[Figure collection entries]

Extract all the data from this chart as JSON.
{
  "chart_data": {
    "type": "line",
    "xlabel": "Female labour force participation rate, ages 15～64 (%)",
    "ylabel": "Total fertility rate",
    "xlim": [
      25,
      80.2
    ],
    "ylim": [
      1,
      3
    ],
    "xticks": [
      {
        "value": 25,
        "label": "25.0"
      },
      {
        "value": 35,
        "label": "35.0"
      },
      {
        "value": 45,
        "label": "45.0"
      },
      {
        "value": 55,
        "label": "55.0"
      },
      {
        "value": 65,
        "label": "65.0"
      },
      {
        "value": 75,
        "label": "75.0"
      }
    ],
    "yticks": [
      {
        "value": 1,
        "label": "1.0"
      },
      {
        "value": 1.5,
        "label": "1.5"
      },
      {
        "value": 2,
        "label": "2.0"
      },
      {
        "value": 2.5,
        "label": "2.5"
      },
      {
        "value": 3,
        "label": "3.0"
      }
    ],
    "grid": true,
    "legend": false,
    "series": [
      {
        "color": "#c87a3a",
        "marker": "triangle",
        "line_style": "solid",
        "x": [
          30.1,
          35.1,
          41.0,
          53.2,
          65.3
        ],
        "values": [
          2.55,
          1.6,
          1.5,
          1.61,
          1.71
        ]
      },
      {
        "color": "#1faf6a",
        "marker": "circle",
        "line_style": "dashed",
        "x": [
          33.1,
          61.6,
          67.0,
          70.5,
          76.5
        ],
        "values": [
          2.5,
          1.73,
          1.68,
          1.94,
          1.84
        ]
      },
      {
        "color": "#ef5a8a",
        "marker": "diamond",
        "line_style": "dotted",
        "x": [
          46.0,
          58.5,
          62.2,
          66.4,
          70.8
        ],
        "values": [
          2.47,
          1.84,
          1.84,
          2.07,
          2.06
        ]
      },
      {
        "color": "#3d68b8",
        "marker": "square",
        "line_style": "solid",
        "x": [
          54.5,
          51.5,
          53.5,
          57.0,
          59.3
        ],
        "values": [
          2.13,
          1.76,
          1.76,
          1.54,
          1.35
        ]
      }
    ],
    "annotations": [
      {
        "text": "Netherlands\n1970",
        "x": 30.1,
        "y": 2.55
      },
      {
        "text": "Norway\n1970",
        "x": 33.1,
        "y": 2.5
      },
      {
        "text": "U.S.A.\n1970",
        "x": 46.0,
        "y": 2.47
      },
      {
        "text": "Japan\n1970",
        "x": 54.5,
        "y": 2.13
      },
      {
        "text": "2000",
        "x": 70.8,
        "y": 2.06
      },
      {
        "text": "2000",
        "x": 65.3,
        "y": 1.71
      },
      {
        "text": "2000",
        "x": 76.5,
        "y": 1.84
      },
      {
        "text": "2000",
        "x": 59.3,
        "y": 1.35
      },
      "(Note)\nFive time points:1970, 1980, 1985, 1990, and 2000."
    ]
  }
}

**WORK TO BE COMPLETED**
Copy out each record exactly as given, omitting none.

**FULL RESPONSE**
Extract all the data from this chart as JSON.
{
  "chart_data": {
    "type": "line",
    "xlabel": "Female labour force participation rate, ages 15～64 (%)",
    "ylabel": "Total fertility rate",
    "xlim": [
      25,
      80.2
    ],
    "ylim": [
      1,
      3
    ],
    "xticks": [
      {
        "value": 25,
        "label": "25.0"
      },
      {
        "value": 35,
        "label": "35.0"
      },
      {
        "value": 45,
        "label": "45.0"
      },
      {
        "value": 55,
        "label": "55.0"
      },
      {
        "value": 65,
        "label": "65.0"
      },
      {
        "value": 75,
        "label": "75.0"
      }
    ],
    "yticks": [
      {
        "value": 1,
        "label": "1.0"
      },
      {
        "value": 1.5,
        "label": "1.5"
      },
      {
        "value": 2,
        "label": "2.0"
      },
      {
        "value": 2.5,
        "label": "2.5"
      },
      {
        "value": 3,
        "label": "3.0"
      }
    ],
    "grid": true,
    "legend": false,
    "series": [
      {
        "color": "#c87a3a",
        "marker": "triangle",
        "line_style": "solid",
        "x": [
          30.1,
          35.1,
          41.0,
          53.2,
          65.3
        ],
        "values": [
          2.55,
          1.6,
          1.5,
          1.61,
          1.71
        ]
      },
      {
        "color": "#1faf6a",
        "marker": "circle",
        "line_style": "dashed",
        "x": [
          33.1,
          61.6,
          67.0,
          70.5,
          76.5
        ],
        "values": [
          2.5,
          1.73,
          1.68,
          1.94,
          1.84
        ]
      },
      {
        "color": "#ef5a8a",
        "marker": "diamond",
        "line_style": "dotted",
        "x": [
          46.0,
          58.5,
          62.2,
          66.4,
          70.8
        ],
        "values": [
          2.47,
          1.84,
          1.84,
          2.07,
          2.06
        ]
      },
      {
        "color": "#3d68b8",
        "marker": "square",
        "line_style": "solid",
        "x": [
          54.5,
          51.5,
          53.5,
          57.0,
          59.3
        ],
        "values": [
          2.13,
          1.76,
          1.76,
          1.54,
          1.35
        ]
      }
    ],
    "annotations": [
      {
        "text": "Netherlands\n1970",
        "x": 30.1,
        "y": 2.55
      },
      {
        "text": "Norway\n1970",
        "x": 33.1,
        "y": 2.5
      },
      {
        "text": "U.S.A.\n1970",
        "x": 46.0,
        "y": 2.47
      },
      {
        "text": "Japan\n1970",
        "x": 54.5,
        "y": 2.13
      },
      {
        "text": "2000",
        "x": 70.8,
        "y": 2.06
      },
      {
        "text": "2000",
        "x": 65.3,
        "y": 1.71
      },
      {
        "text": "2000",
        "x": 76.5,
        "y": 1.84
      },
      {
        "text": "2000",
        "x": 59.3,
        "y": 1.35
      },
      "(Note)\nFive time points:1970, 1980, 1985, 1990, and 2000."
    ]
  }
}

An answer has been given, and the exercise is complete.